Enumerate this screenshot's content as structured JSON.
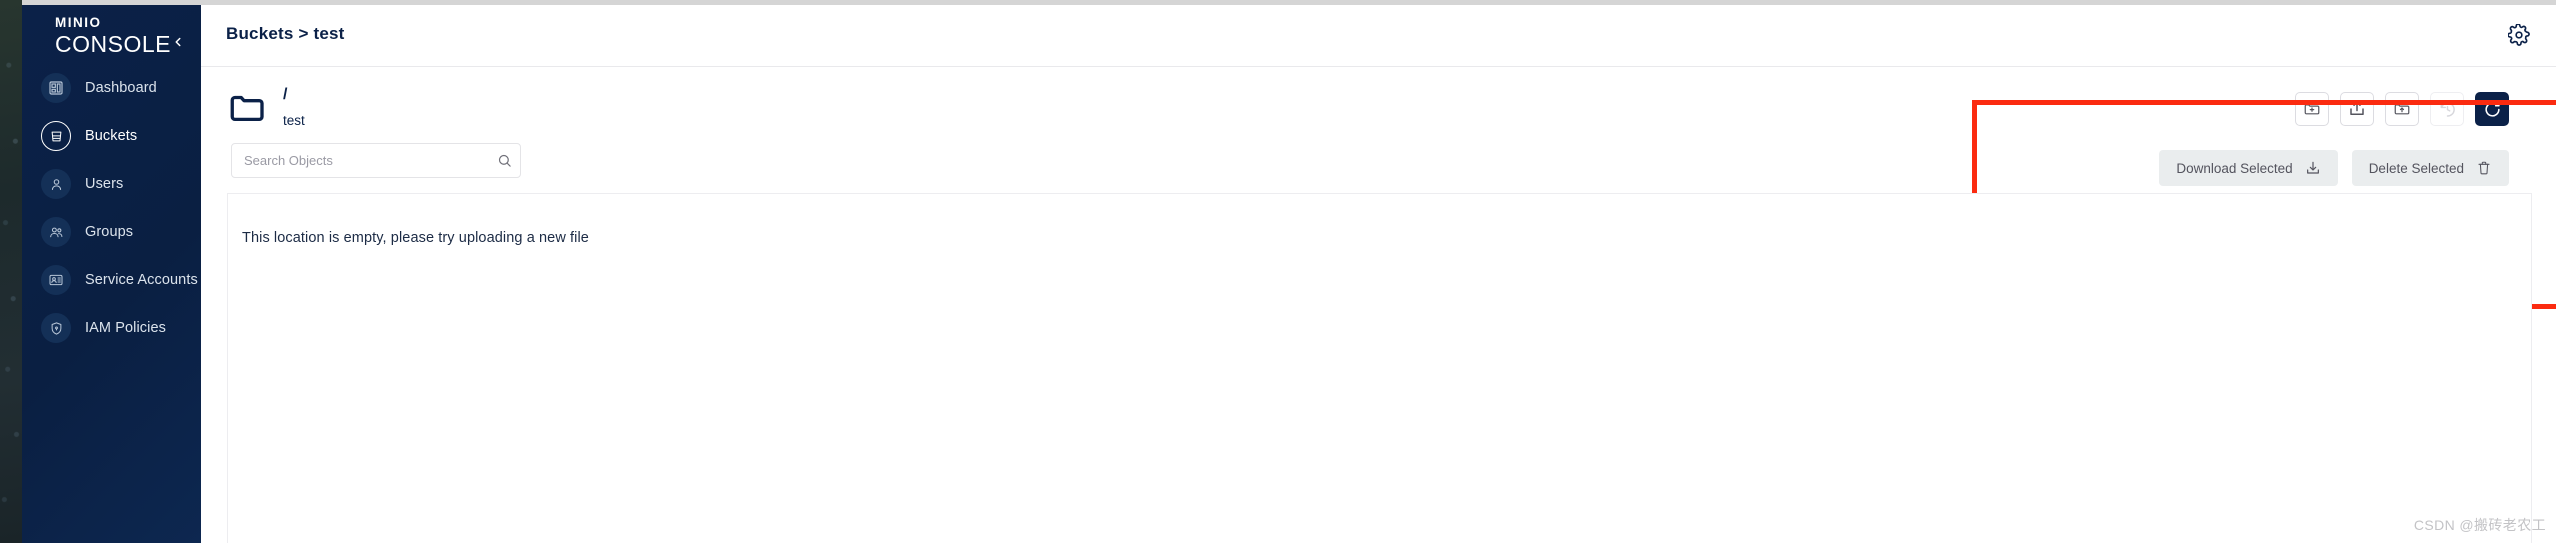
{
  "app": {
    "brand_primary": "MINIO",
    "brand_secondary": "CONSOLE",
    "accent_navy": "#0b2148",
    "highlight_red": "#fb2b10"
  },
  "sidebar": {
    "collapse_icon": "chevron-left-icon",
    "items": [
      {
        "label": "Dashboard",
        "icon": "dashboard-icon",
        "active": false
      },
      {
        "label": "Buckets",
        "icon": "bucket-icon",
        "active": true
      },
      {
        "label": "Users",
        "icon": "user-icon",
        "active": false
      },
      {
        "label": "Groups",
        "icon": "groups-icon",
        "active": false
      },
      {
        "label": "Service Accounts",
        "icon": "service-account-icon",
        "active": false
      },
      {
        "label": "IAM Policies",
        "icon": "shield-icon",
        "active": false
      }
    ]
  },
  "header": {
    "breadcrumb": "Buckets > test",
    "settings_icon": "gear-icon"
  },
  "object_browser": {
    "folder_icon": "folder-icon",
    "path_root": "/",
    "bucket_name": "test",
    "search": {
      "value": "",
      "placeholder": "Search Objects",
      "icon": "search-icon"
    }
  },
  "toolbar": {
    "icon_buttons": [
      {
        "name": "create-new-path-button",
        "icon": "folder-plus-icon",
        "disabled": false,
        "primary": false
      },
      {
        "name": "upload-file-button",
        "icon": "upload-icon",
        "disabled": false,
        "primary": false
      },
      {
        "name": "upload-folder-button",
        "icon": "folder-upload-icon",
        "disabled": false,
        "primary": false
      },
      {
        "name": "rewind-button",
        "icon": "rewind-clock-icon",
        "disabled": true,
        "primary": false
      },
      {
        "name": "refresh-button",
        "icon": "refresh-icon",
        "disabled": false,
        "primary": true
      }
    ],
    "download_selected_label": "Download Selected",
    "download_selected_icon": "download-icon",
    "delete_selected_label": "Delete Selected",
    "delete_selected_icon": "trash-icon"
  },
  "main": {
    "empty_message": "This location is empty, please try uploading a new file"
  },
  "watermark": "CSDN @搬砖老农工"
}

+++++

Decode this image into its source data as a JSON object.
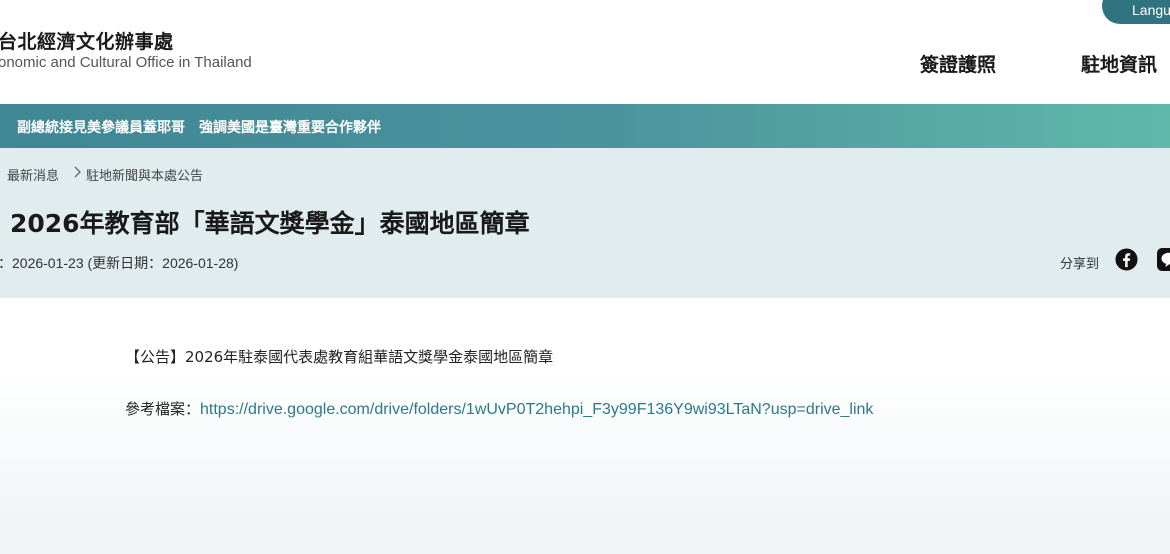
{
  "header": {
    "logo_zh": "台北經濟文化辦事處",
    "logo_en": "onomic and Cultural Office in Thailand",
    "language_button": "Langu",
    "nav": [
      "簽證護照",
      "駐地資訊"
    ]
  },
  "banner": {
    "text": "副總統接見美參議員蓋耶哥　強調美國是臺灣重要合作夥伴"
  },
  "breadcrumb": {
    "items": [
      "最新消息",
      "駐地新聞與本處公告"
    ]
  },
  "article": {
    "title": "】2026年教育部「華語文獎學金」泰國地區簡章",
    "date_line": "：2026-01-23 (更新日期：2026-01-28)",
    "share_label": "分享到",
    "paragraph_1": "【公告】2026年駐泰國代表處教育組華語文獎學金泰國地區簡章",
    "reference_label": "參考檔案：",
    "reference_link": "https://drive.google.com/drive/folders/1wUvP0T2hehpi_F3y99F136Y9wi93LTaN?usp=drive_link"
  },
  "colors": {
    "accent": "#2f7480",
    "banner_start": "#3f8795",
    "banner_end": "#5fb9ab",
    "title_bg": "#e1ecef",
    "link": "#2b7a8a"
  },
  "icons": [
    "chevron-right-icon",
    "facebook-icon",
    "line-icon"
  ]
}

+++++

▸ **Written instruction**
Each line that contains the string "test" counts once; report how many such lines the entries have, giving only the number.

▸ **Output below**
2